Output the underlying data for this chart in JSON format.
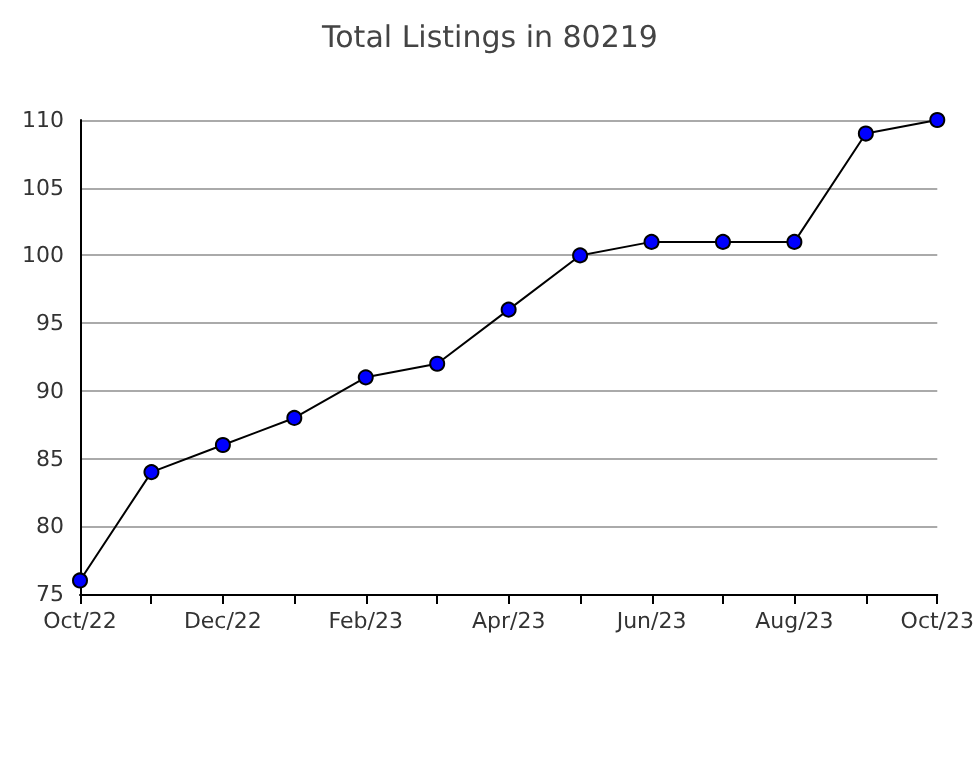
{
  "chart_data": {
    "type": "line",
    "title": "Total Listings in 80219",
    "categories": [
      "Oct/22",
      null,
      "Dec/22",
      null,
      "Feb/23",
      null,
      "Apr/23",
      null,
      "Jun/23",
      null,
      "Aug/23",
      null,
      "Oct/23"
    ],
    "series": [
      {
        "color": "#000000",
        "colors": [
          "#0000ff",
          "#0000ff",
          "#0000ff",
          "#0000ff",
          "#0000ff",
          "#0000ff",
          "#0000ff",
          "#0000ff",
          "#0000ff",
          "#0000ff",
          "#0000ff",
          "#0000ff",
          "#0000ff"
        ],
        "values": [
          76,
          84,
          86,
          88,
          91,
          92,
          96,
          100,
          101,
          101,
          101,
          109,
          110
        ]
      }
    ],
    "ylim": [
      75,
      110
    ],
    "yticks": [
      75,
      80,
      85,
      90,
      95,
      100,
      105,
      110
    ],
    "grid": "y",
    "marker": "circle",
    "line_style": "solid"
  }
}
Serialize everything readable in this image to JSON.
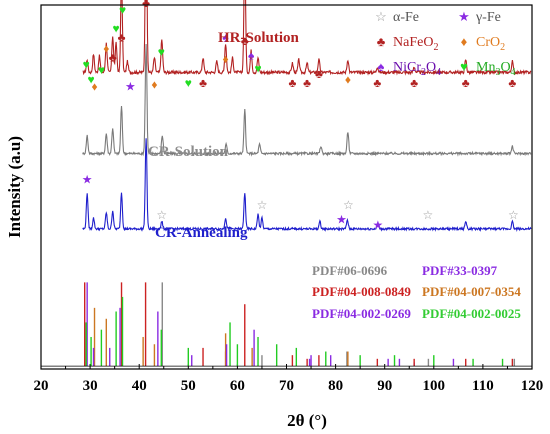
{
  "chart_data": {
    "type": "line",
    "xlabel": "2θ (°)",
    "ylabel": "Intensity (a.u)",
    "xlim": [
      20,
      120
    ],
    "xticks": [
      20,
      30,
      40,
      50,
      60,
      70,
      80,
      90,
      100,
      110,
      120
    ],
    "grid": false,
    "legend_position": "top-right",
    "series": [
      {
        "name": "HR-Solution",
        "label_parts": [
          "HR",
          "-Solution"
        ],
        "color": "#b22222",
        "label_color": "#b22222",
        "baseline": 0.815,
        "noise": 0.008,
        "peaks": [
          [
            29.4,
            0.035
          ],
          [
            30.7,
            0.05
          ],
          [
            31.9,
            0.045
          ],
          [
            33.3,
            0.08
          ],
          [
            34.6,
            0.1
          ],
          [
            35.3,
            0.08
          ],
          [
            36.4,
            0.26
          ],
          [
            37.6,
            0.03
          ],
          [
            41.4,
            0.46
          ],
          [
            43.1,
            0.04
          ],
          [
            44.6,
            0.09
          ],
          [
            53.0,
            0.04
          ],
          [
            55.8,
            0.03
          ],
          [
            57.6,
            0.08
          ],
          [
            59.0,
            0.04
          ],
          [
            61.5,
            0.34
          ],
          [
            62.8,
            0.06
          ],
          [
            64.2,
            0.04
          ],
          [
            71.2,
            0.025
          ],
          [
            72.5,
            0.035
          ],
          [
            74.2,
            0.025
          ],
          [
            76.6,
            0.035
          ],
          [
            82.5,
            0.035
          ],
          [
            88.5,
            0.015
          ],
          [
            96.0,
            0.015
          ],
          [
            106.5,
            0.035
          ],
          [
            116.0,
            0.03
          ]
        ]
      },
      {
        "name": "CR-Solution",
        "label_parts": [
          "CR",
          "-Solution"
        ],
        "color": "#7a7a7a",
        "label_color": "#8c8c8c",
        "baseline": 0.592,
        "noise": 0.006,
        "peaks": [
          [
            29.4,
            0.05
          ],
          [
            33.3,
            0.055
          ],
          [
            34.6,
            0.07
          ],
          [
            36.4,
            0.13
          ],
          [
            41.4,
            0.3
          ],
          [
            44.7,
            0.05
          ],
          [
            57.7,
            0.025
          ],
          [
            61.5,
            0.12
          ],
          [
            64.5,
            0.025
          ],
          [
            77.0,
            0.02
          ],
          [
            82.5,
            0.06
          ],
          [
            116.0,
            0.02
          ]
        ]
      },
      {
        "name": "CR-Annealing",
        "label_parts": [
          "CR",
          "-Annealing"
        ],
        "color": "#1f1fcc",
        "label_color": "#1f1fcc",
        "baseline": 0.385,
        "noise": 0.006,
        "peaks": [
          [
            29.4,
            0.1
          ],
          [
            30.7,
            0.03
          ],
          [
            33.3,
            0.045
          ],
          [
            34.6,
            0.05
          ],
          [
            36.4,
            0.1
          ],
          [
            41.4,
            0.25
          ],
          [
            44.6,
            0.02
          ],
          [
            57.6,
            0.03
          ],
          [
            61.5,
            0.1
          ],
          [
            64.2,
            0.04
          ],
          [
            65.0,
            0.03
          ],
          [
            76.8,
            0.02
          ],
          [
            82.4,
            0.025
          ],
          [
            88.6,
            0.015
          ],
          [
            106.5,
            0.02
          ],
          [
            116.0,
            0.02
          ]
        ]
      }
    ],
    "markers": [
      {
        "symbol": "♣",
        "color": "#b22222",
        "x": 41.4,
        "y": 0.995
      },
      {
        "symbol": "♣",
        "color": "#b22222",
        "x": 36.4,
        "y": 0.9
      },
      {
        "symbol": "♣",
        "color": "#b22222",
        "x": 61.5,
        "y": 0.89
      },
      {
        "symbol": "♣",
        "color": "#b22222",
        "x": 34.6,
        "y": 0.845
      },
      {
        "symbol": "♣",
        "color": "#b22222",
        "x": 53.0,
        "y": 0.775
      },
      {
        "symbol": "♣",
        "color": "#b22222",
        "x": 71.2,
        "y": 0.775
      },
      {
        "symbol": "♣",
        "color": "#b22222",
        "x": 74.2,
        "y": 0.775
      },
      {
        "symbol": "♣",
        "color": "#b22222",
        "x": 76.6,
        "y": 0.8
      },
      {
        "symbol": "♣",
        "color": "#b22222",
        "x": 88.5,
        "y": 0.775
      },
      {
        "symbol": "♣",
        "color": "#b22222",
        "x": 96.0,
        "y": 0.775
      },
      {
        "symbol": "♣",
        "color": "#b22222",
        "x": 106.5,
        "y": 0.775
      },
      {
        "symbol": "♣",
        "color": "#b22222",
        "x": 116.0,
        "y": 0.775
      },
      {
        "symbol": "♦",
        "color": "#e07b1f",
        "x": 30.9,
        "y": 0.765
      },
      {
        "symbol": "♦",
        "color": "#e07b1f",
        "x": 33.3,
        "y": 0.87
      },
      {
        "symbol": "♦",
        "color": "#e07b1f",
        "x": 43.1,
        "y": 0.77
      },
      {
        "symbol": "♦",
        "color": "#e07b1f",
        "x": 57.6,
        "y": 0.84
      },
      {
        "symbol": "♦",
        "color": "#e07b1f",
        "x": 82.5,
        "y": 0.785
      },
      {
        "symbol": "♠",
        "color": "#8a2be2",
        "x": 57.6,
        "y": 0.9
      },
      {
        "symbol": "♠",
        "color": "#8a2be2",
        "x": 62.8,
        "y": 0.85
      },
      {
        "symbol": "♥",
        "color": "#22dd22",
        "x": 36.6,
        "y": 0.975
      },
      {
        "symbol": "♥",
        "color": "#22dd22",
        "x": 29.2,
        "y": 0.825
      },
      {
        "symbol": "♥",
        "color": "#22dd22",
        "x": 30.2,
        "y": 0.785
      },
      {
        "symbol": "♥",
        "color": "#22dd22",
        "x": 32.3,
        "y": 0.81
      },
      {
        "symbol": "♥",
        "color": "#22dd22",
        "x": 35.3,
        "y": 0.925
      },
      {
        "symbol": "♥",
        "color": "#22dd22",
        "x": 44.5,
        "y": 0.86
      },
      {
        "symbol": "♥",
        "color": "#22dd22",
        "x": 50.0,
        "y": 0.775
      },
      {
        "symbol": "♥",
        "color": "#22dd22",
        "x": 64.2,
        "y": 0.815
      },
      {
        "symbol": "★",
        "color": "#8a2be2",
        "x": 38.2,
        "y": 0.765
      },
      {
        "symbol": "★",
        "color": "#8a2be2",
        "x": 29.4,
        "y": 0.51
      },
      {
        "symbol": "★",
        "color": "#8a2be2",
        "x": 81.2,
        "y": 0.4
      },
      {
        "symbol": "★",
        "color": "#8a2be2",
        "x": 88.6,
        "y": 0.385
      },
      {
        "symbol": "☆",
        "color": "#9a9a9a",
        "x": 44.6,
        "y": 0.412
      },
      {
        "symbol": "☆",
        "color": "#9a9a9a",
        "x": 65.0,
        "y": 0.44
      },
      {
        "symbol": "☆",
        "color": "#9a9a9a",
        "x": 82.6,
        "y": 0.44
      },
      {
        "symbol": "☆",
        "color": "#9a9a9a",
        "x": 98.8,
        "y": 0.412
      },
      {
        "symbol": "☆",
        "color": "#9a9a9a",
        "x": 116.2,
        "y": 0.412
      }
    ],
    "legend": [
      {
        "symbol": "☆",
        "symbol_color": "#9a9a9a",
        "label": "α-Fe",
        "label_color": "#555555",
        "col": 0,
        "row": 0
      },
      {
        "symbol": "★",
        "symbol_color": "#8a2be2",
        "label": "γ-Fe",
        "label_color": "#555555",
        "col": 1,
        "row": 0
      },
      {
        "symbol": "♣",
        "symbol_color": "#b22222",
        "label": "NaFeO",
        "sub": "2",
        "label_color": "#b22222",
        "col": 0,
        "row": 1
      },
      {
        "symbol": "♦",
        "symbol_color": "#e07b1f",
        "label": "CrO",
        "sub": "2",
        "label_color": "#e07b1f",
        "col": 1,
        "row": 1
      },
      {
        "symbol": "♠",
        "symbol_color": "#8a2be2",
        "label": "NiCr",
        "sub": "2",
        "label2": "O",
        "sub2": "4",
        "label_color": "#6a0dad",
        "col": 0,
        "row": 2
      },
      {
        "symbol": "♥",
        "symbol_color": "#22dd22",
        "label": "Mn",
        "sub": "3",
        "label2": "O",
        "sub2": "4",
        "label_color": "#22aa22",
        "col": 1,
        "row": 2
      }
    ],
    "reference_labels": [
      {
        "text": "PDF#06-0696",
        "color": "#888888"
      },
      {
        "text": "PDF#33-0397",
        "color": "#8a2be2"
      },
      {
        "text": "PDF#04-008-0849",
        "color": "#cc2222"
      },
      {
        "text": "PDF#04-007-0354",
        "color": "#cc7722"
      },
      {
        "text": "PDF#04-002-0269",
        "color": "#8a2be2"
      },
      {
        "text": "PDF#04-002-0025",
        "color": "#33cc33"
      }
    ],
    "reference_sticks": [
      {
        "color": "#888888",
        "positions": [
          44.7,
          65.0,
          82.3,
          98.9,
          116.4
        ],
        "heights": [
          0.23,
          0.03,
          0.04,
          0.02,
          0.02
        ]
      },
      {
        "color": "#8a2be2",
        "positions": [
          29.4,
          34.0,
          50.7,
          74.7,
          90.7,
          96.0
        ],
        "heights": [
          0.23,
          0.05,
          0.03,
          0.02,
          0.02,
          0.01
        ]
      },
      {
        "color": "#cc2222",
        "positions": [
          28.9,
          36.4,
          41.3,
          53.0,
          57.6,
          61.5,
          71.2,
          74.2,
          76.6,
          88.5,
          96.0,
          106.5,
          116.0
        ],
        "heights": [
          0.23,
          0.23,
          0.23,
          0.05,
          0.04,
          0.17,
          0.03,
          0.02,
          0.03,
          0.02,
          0.02,
          0.02,
          0.02
        ]
      },
      {
        "color": "#cc7722",
        "positions": [
          30.9,
          33.3,
          40.8,
          43.1,
          57.6,
          63.0,
          82.5
        ],
        "heights": [
          0.16,
          0.13,
          0.08,
          0.06,
          0.09,
          0.05,
          0.04
        ]
      },
      {
        "color": "#22cc22",
        "positions": [
          29.2,
          30.2,
          32.3,
          35.3,
          36.6,
          44.5,
          50.0,
          58.5,
          60.0,
          64.2,
          68.0,
          72.0,
          78.0,
          85.0,
          92.0,
          100.0,
          108.0,
          114.0
        ],
        "heights": [
          0.12,
          0.08,
          0.1,
          0.15,
          0.19,
          0.1,
          0.05,
          0.12,
          0.06,
          0.08,
          0.06,
          0.05,
          0.04,
          0.03,
          0.03,
          0.03,
          0.02,
          0.02
        ]
      },
      {
        "color": "#8a2be2",
        "positions": [
          30.7,
          36.1,
          43.8,
          57.8,
          63.4,
          75.0,
          79.0,
          93.0,
          104.0
        ],
        "heights": [
          0.05,
          0.16,
          0.15,
          0.06,
          0.1,
          0.03,
          0.03,
          0.02,
          0.02
        ]
      }
    ]
  }
}
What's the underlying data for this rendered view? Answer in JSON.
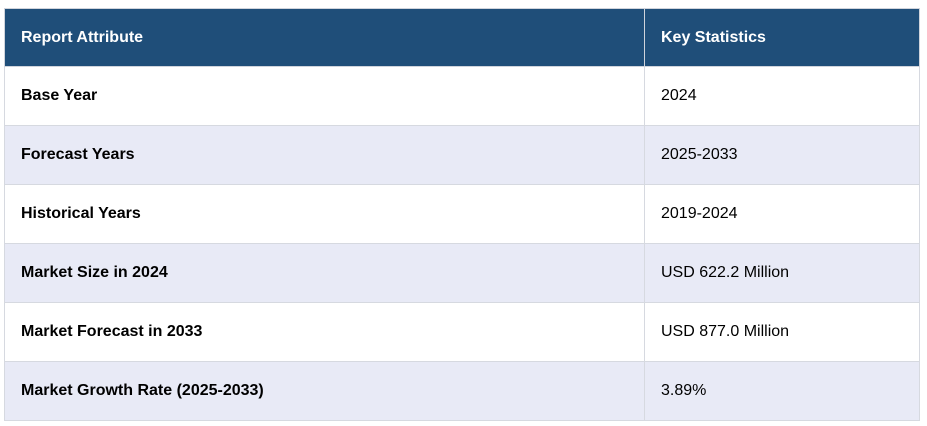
{
  "table": {
    "headers": {
      "attribute": "Report Attribute",
      "statistics": "Key Statistics"
    },
    "rows": [
      {
        "attribute": "Base Year",
        "value": "2024"
      },
      {
        "attribute": "Forecast Years",
        "value": "2025-2033"
      },
      {
        "attribute": "Historical Years",
        "value": "2019-2024"
      },
      {
        "attribute": "Market Size in 2024",
        "value": "USD 622.2 Million"
      },
      {
        "attribute": "Market Forecast in 2033",
        "value": "USD 877.0 Million"
      },
      {
        "attribute": "Market Growth Rate (2025-2033)",
        "value": "3.89%"
      }
    ]
  },
  "colors": {
    "header_background": "#1f4e79",
    "header_text": "#ffffff",
    "stripe_background": "#e8eaf6"
  }
}
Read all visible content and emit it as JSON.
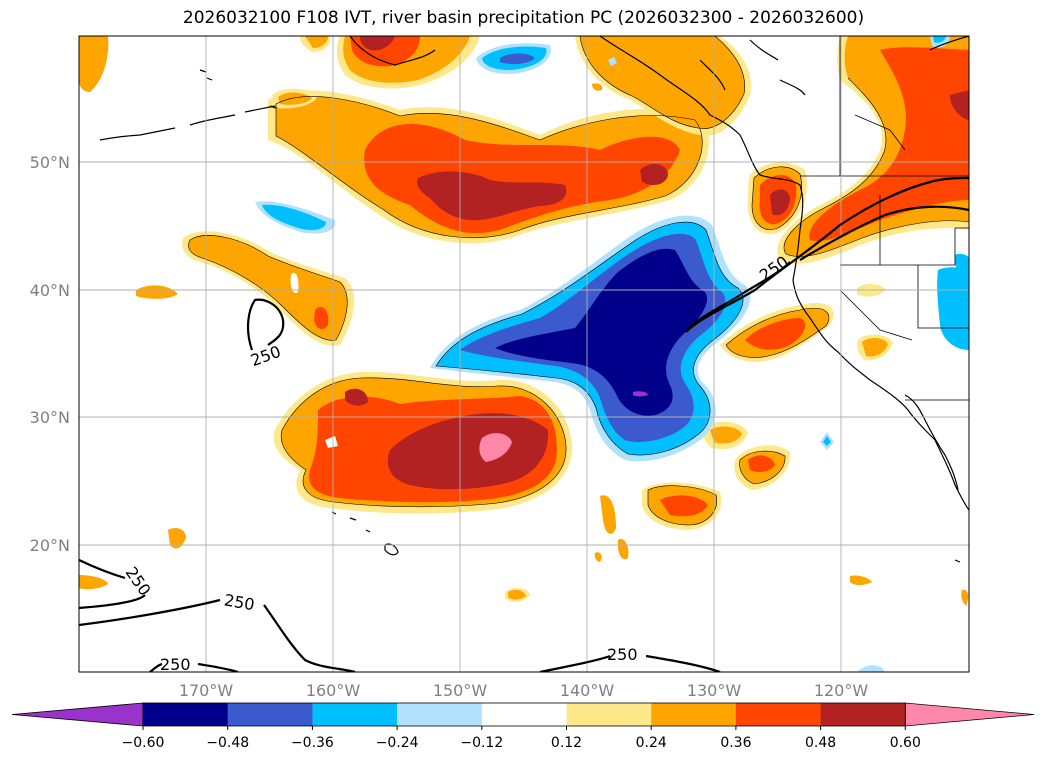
{
  "title": "2026032100 F108 IVT, river basin precipitation PC (2026032300 - 2026032600)",
  "lat_labels": [
    "50°N",
    "40°N",
    "30°N",
    "20°N"
  ],
  "lon_labels": [
    "170°W",
    "160°W",
    "150°W",
    "140°W",
    "130°W",
    "120°W"
  ],
  "contour_labels": [
    "250",
    "250",
    "250",
    "250",
    "250",
    "250"
  ],
  "colorbar": {
    "ticks": [
      "−0.60",
      "−0.48",
      "−0.36",
      "−0.24",
      "−0.12",
      "0.12",
      "0.24",
      "0.36",
      "0.48",
      "0.60"
    ],
    "colors": [
      "#9933cc",
      "#00008b",
      "#3a5acd",
      "#00bfff",
      "#b0e2ff",
      "#ffffff",
      "#ffe88a",
      "#ffa500",
      "#ff4500",
      "#b22222",
      "#ff88aa"
    ]
  },
  "colors": {
    "c012": "#ffe88a",
    "c024": "#ffa500",
    "c036": "#ff4500",
    "c048": "#b22222",
    "c060": "#ff88aa",
    "cn012": "#b0e2ff",
    "cn024": "#00bfff",
    "cn036": "#3a5acd",
    "cn048": "#00008b",
    "cn060": "#9933cc"
  }
}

→ What you should do:
Copy out every line from the records that has the word "underlying".

→ Exercise solution:
Output the underlying data for this chart in JSON format.
What's the underlying data for this rendered view? Answer in JSON.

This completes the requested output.